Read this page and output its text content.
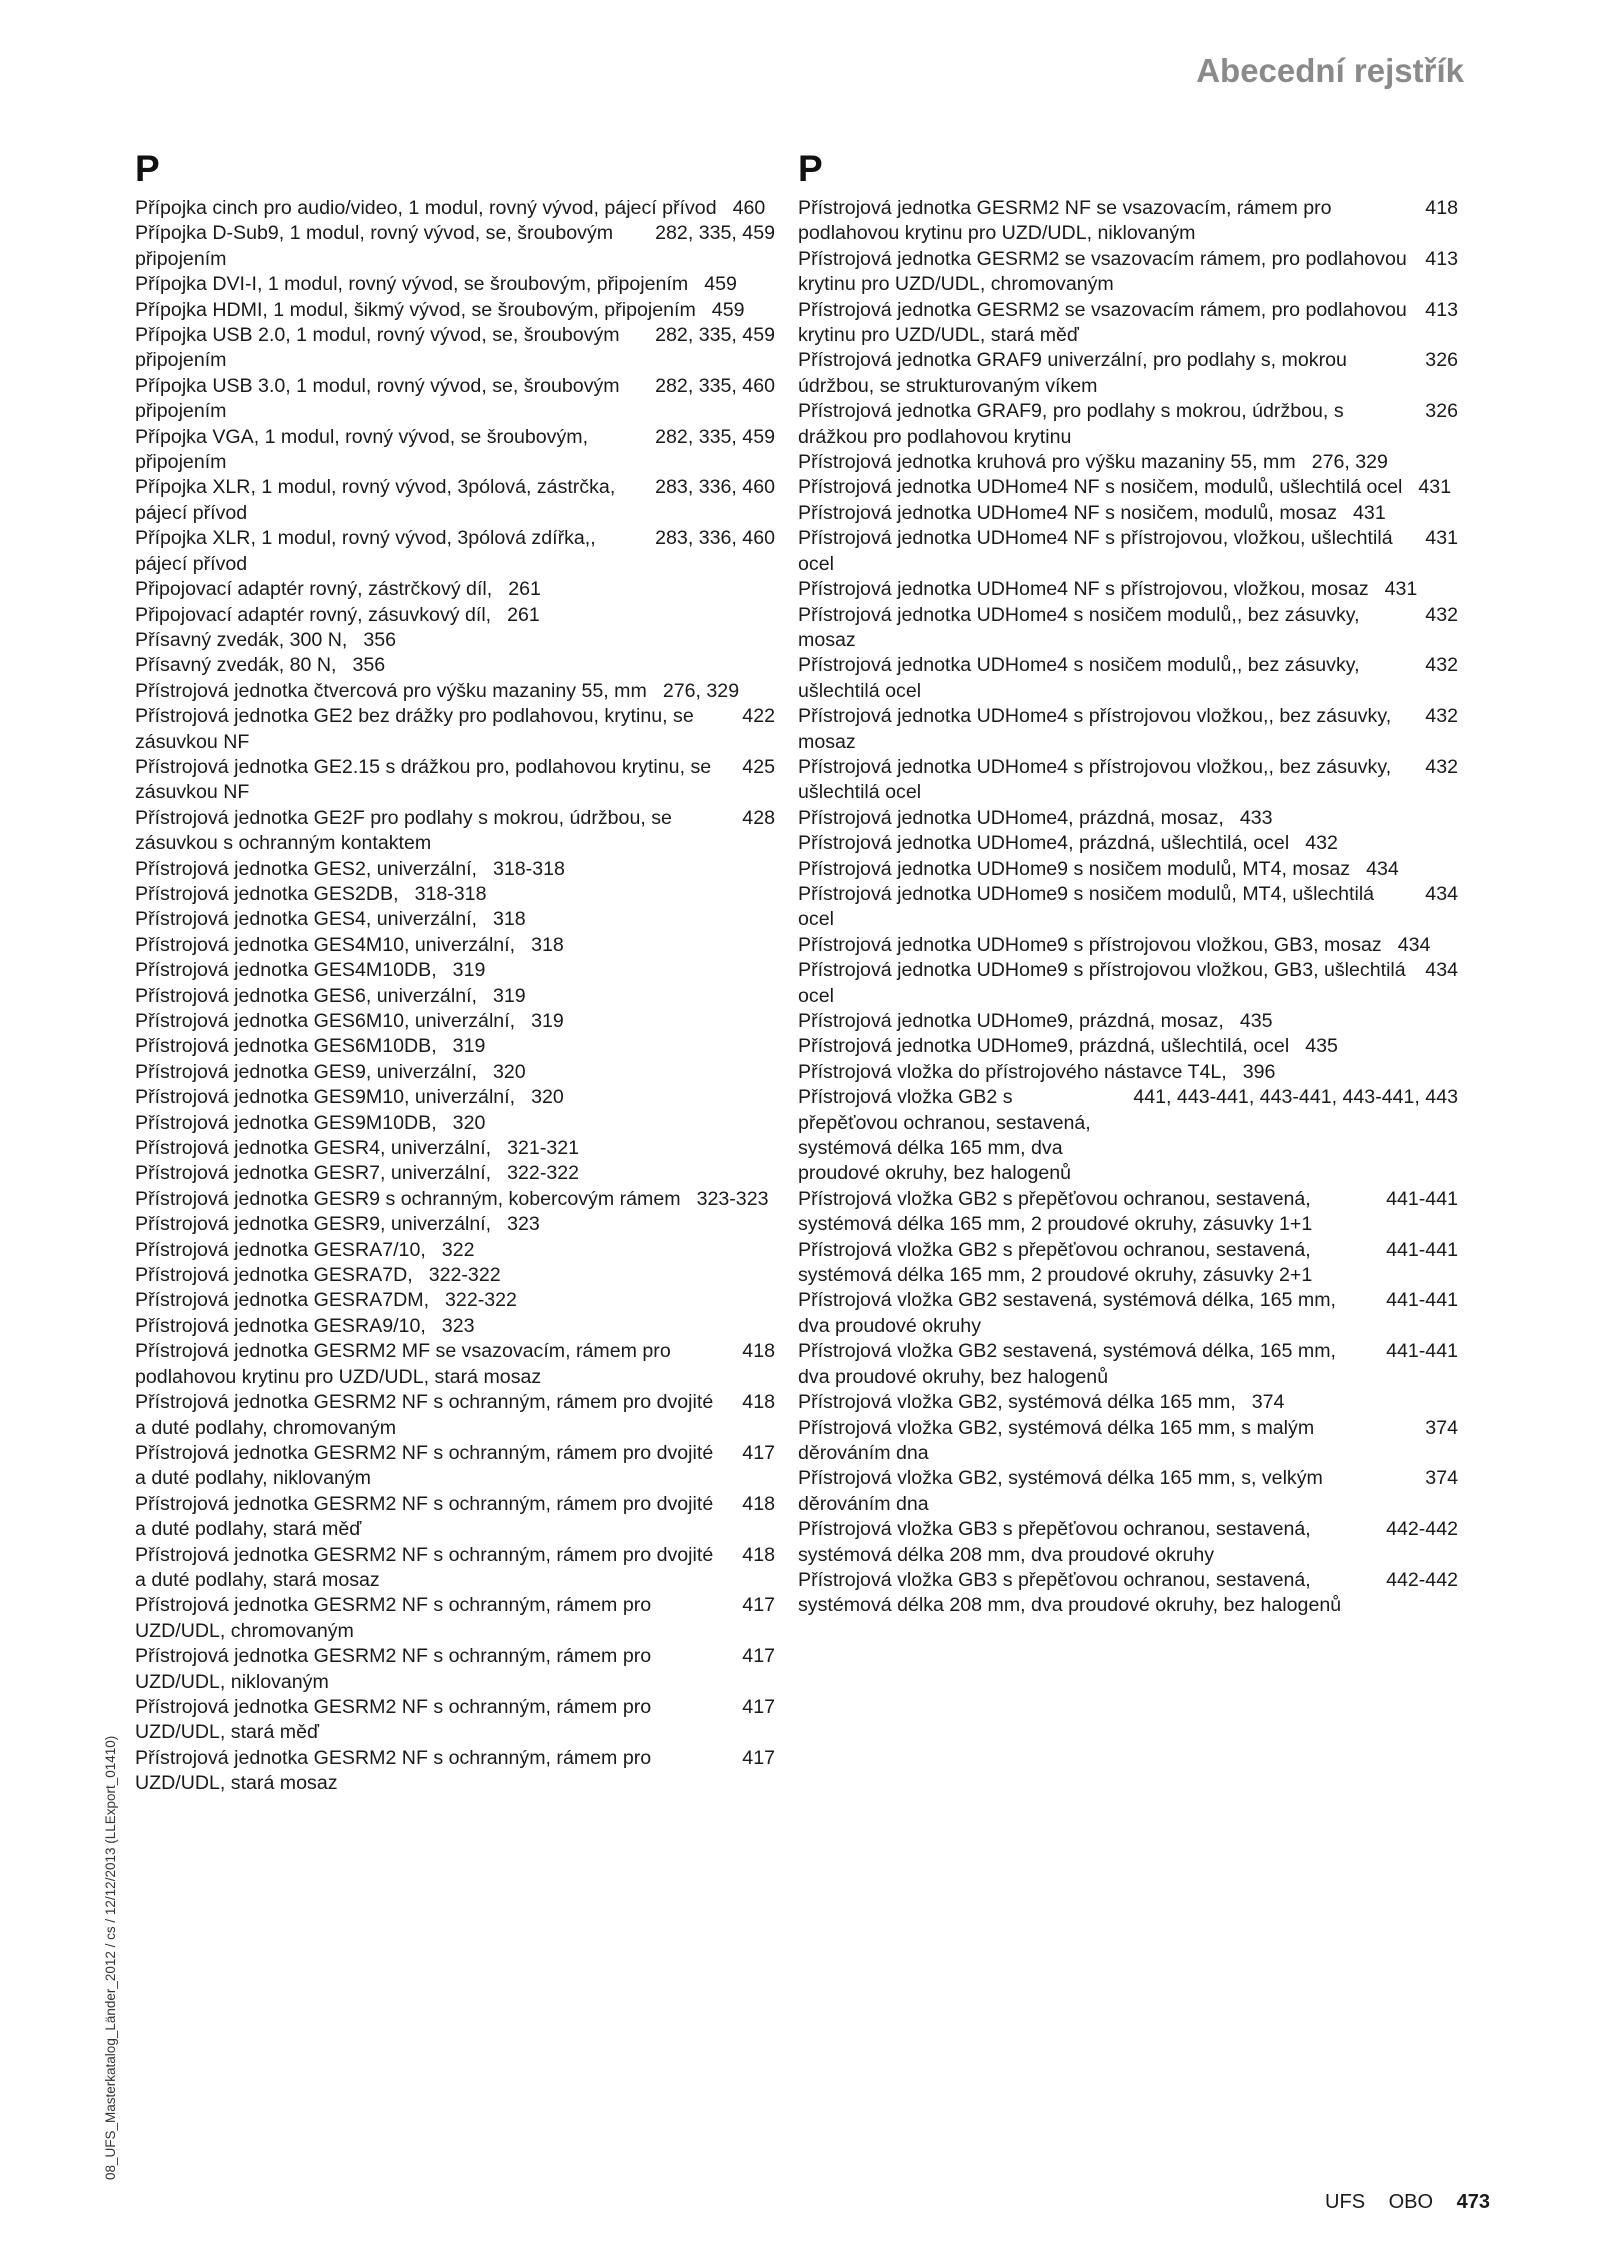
Abecední rejstřík
P
Přípojka cinch pro audio/video, 1 modul, rovný vývod, pájecí přívod 460
Přípojka D-Sub9, 1 modul, rovný vývod, se, šroubovým připojením
282, 335, 459
Přípojka DVI-I, 1 modul, rovný vývod, se šroubovým, připojením 459
Přípojka HDMI, 1 modul, šikmý vývod, se šroubovým, připojením 459
Přípojka USB 2.0, 1 modul, rovný vývod, se, šroubovým připojením
282, 335, 459
Přípojka USB 3.0, 1 modul, rovný vývod, se, šroubovým připojením
282, 335, 460
Přípojka VGA, 1 modul, rovný vývod, se šroubovým, připojením
282, 335, 459
Přípojka XLR, 1 modul, rovný vývod, 3pólová, zástrčka, pájecí přívod
283, 336, 460
Přípojka XLR, 1 modul, rovný vývod, 3pólová zdířka,, pájecí přívod
283, 336, 460
Připojovací adaptér rovný, zástrčkový díl, 261
Připojovací adaptér rovný, zásuvkový díl, 261
Přísavný zvedák, 300 N, 356
Přísavný zvedák, 80 N, 356
Přístrojová jednotka čtvercová pro výšku mazaniny 55, mm 276, 329
Přístrojová jednotka GE2 bez drážky pro podlahovou, krytinu, se zásuvkou NF
422
Přístrojová jednotka GE2.15 s drážkou pro, podlahovou krytinu, se zásuvkou NF
425
Přístrojová jednotka GE2F pro podlahy s mokrou, údržbou, se zásuvkou s ochranným kontaktem
428
Přístrojová jednotka GES2, univerzální, 318-318
Přístrojová jednotka GES2DB, 318-318
Přístrojová jednotka GES4, univerzální, 318
Přístrojová jednotka GES4M10, univerzální, 318
Přístrojová jednotka GES4M10DB, 319
Přístrojová jednotka GES6, univerzální, 319
Přístrojová jednotka GES6M10, univerzální, 319
Přístrojová jednotka GES6M10DB, 319
Přístrojová jednotka GES9, univerzální, 320
Přístrojová jednotka GES9M10, univerzální, 320
Přístrojová jednotka GES9M10DB, 320
Přístrojová jednotka GESR4, univerzální, 321-321
Přístrojová jednotka GESR7, univerzální, 322-322
Přístrojová jednotka GESR9 s ochranným, kobercovým rámem 323-323
Přístrojová jednotka GESR9, univerzální, 323
Přístrojová jednotka GESRA7/10, 322
Přístrojová jednotka GESRA7D, 322-322
Přístrojová jednotka GESRA7DM, 322-322
Přístrojová jednotka GESRA9/10, 323
Přístrojová jednotka GESRM2 MF se vsazovacím, rámem pro podlahovou krytinu pro UZD/UDL, stará mosaz
418
Přístrojová jednotka GESRM2 NF s ochranným, rámem pro dvojité a duté podlahy, chromovaným
418
Přístrojová jednotka GESRM2 NF s ochranným, rámem pro dvojité a duté podlahy, niklovaným
417
Přístrojová jednotka GESRM2 NF s ochranným, rámem pro dvojité a duté podlahy, stará měď
418
Přístrojová jednotka GESRM2 NF s ochranným, rámem pro dvojité a duté podlahy, stará mosaz
418
Přístrojová jednotka GESRM2 NF s ochranným, rámem pro UZD/UDL, chromovaným
417
Přístrojová jednotka GESRM2 NF s ochranným, rámem pro UZD/UDL, niklovaným
417
Přístrojová jednotka GESRM2 NF s ochranným, rámem pro UZD/UDL, stará měď
417
Přístrojová jednotka GESRM2 NF s ochranným, rámem pro UZD/UDL, stará mosaz
417
P
Přístrojová jednotka GESRM2 NF se vsazovacím, rámem pro podlahovou krytinu pro UZD/UDL, niklovaným
418
Přístrojová jednotka GESRM2 se vsazovacím rámem, pro podlahovou krytinu pro UZD/UDL, chromovaným
413
Přístrojová jednotka GESRM2 se vsazovacím rámem, pro podlahovou krytinu pro UZD/UDL, stará měď
413
Přístrojová jednotka GRAF9 univerzální, pro podlahy s, mokrou údržbou, se strukturovaným víkem
326
Přístrojová jednotka GRAF9, pro podlahy s mokrou, údržbou, s drážkou pro podlahovou krytinu
326
Přístrojová jednotka kruhová pro výšku mazaniny 55, mm 276, 329
Přístrojová jednotka UDHome4 NF s nosičem, modulů, ušlechtilá ocel 431
Přístrojová jednotka UDHome4 NF s nosičem, modulů, mosaz 431
Přístrojová jednotka UDHome4 NF s přístrojovou, vložkou, ušlechtilá ocel
431
Přístrojová jednotka UDHome4 NF s přístrojovou, vložkou, mosaz 431
Přístrojová jednotka UDHome4 s nosičem modulů,, bez zásuvky, mosaz
432
Přístrojová jednotka UDHome4 s nosičem modulů,, bez zásuvky, ušlechtilá ocel
432
Přístrojová jednotka UDHome4 s přístrojovou vložkou,, bez zásuvky, mosaz
432
Přístrojová jednotka UDHome4 s přístrojovou vložkou,, bez zásuvky, ušlechtilá ocel
432
Přístrojová jednotka UDHome4, prázdná, mosaz, 433
Přístrojová jednotka UDHome4, prázdná, ušlechtilá, ocel 432
Přístrojová jednotka UDHome9 s nosičem modulů, MT4, mosaz 434
Přístrojová jednotka UDHome9 s nosičem modulů, MT4, ušlechtilá ocel
434
Přístrojová jednotka UDHome9 s přístrojovou vložkou, GB3, mosaz 434
Přístrojová jednotka UDHome9 s přístrojovou vložkou, GB3, ušlechtilá ocel
434
Přístrojová jednotka UDHome9, prázdná, mosaz, 435
Přístrojová jednotka UDHome9, prázdná, ušlechtilá, ocel 435
Přístrojová vložka do přístrojového nástavce T4L, 396
Přístrojová vložka GB2 s přepěťovou ochranou, sestavená, systémová délka 165 mm, dva proudové okruhy, bez halogenů
441, 443-441, 443-441, 443-441, 443
Přístrojová vložka GB2 s přepěťovou ochranou, sestavená, systémová délka 165 mm, 2 proudové okruhy, zásuvky 1+1
441-441
Přístrojová vložka GB2 s přepěťovou ochranou, sestavená, systémová délka 165 mm, 2 proudové okruhy, zásuvky 2+1
441-441
Přístrojová vložka GB2 sestavená, systémová délka, 165 mm, dva proudové okruhy
441-441
Přístrojová vložka GB2 sestavená, systémová délka, 165 mm, dva proudové okruhy, bez halogenů
441-441
Přístrojová vložka GB2, systémová délka 165 mm, 374
Přístrojová vložka GB2, systémová délka 165 mm, s malým děrováním dna
374
Přístrojová vložka GB2, systémová délka 165 mm, s, velkým děrováním dna
374
Přístrojová vložka GB3 s přepěťovou ochranou, sestavená, systémová délka 208 mm, dva proudové okruhy
442-442
Přístrojová vložka GB3 s přepěťovou ochranou, sestavená, systémová délka 208 mm, dva proudové okruhy, bez halogenů
442-442
08_UFS_Masterkatalog_Länder_2012 / cs / 12/12/2013 (LLExport_01410)
UFS OBO 473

☆ ☆ ☆ ☆ ☆ ☆ ☆

- **Requirement**: Pick each line holding the word "podlahovou" out of the listing.

- **The response**:
Přístrojová jednotka GE2 bez drážky pro podlahovou, krytinu, se zásuvkou NF
Přístrojová jednotka GE2.15 s drážkou pro, podlahovou krytinu, se zásuvkou NF
Přístrojová jednotka GESRM2 MF se vsazovacím, rámem pro podlahovou krytinu pro UZD/UDL, stará mosaz
Přístrojová jednotka GESRM2 NF se vsazovacím, rámem pro podlahovou krytinu pro UZD/UDL, niklovaným
Přístrojová jednotka GESRM2 se vsazovacím rámem, pro podlahovou krytinu pro UZD/UDL, chromovaným
Přístrojová jednotka GESRM2 se vsazovacím rámem, pro podlahovou krytinu pro UZD/UDL, stará měď
Přístrojová jednotka GRAF9, pro podlahy s mokrou, údržbou, s drážkou pro podlahovou krytinu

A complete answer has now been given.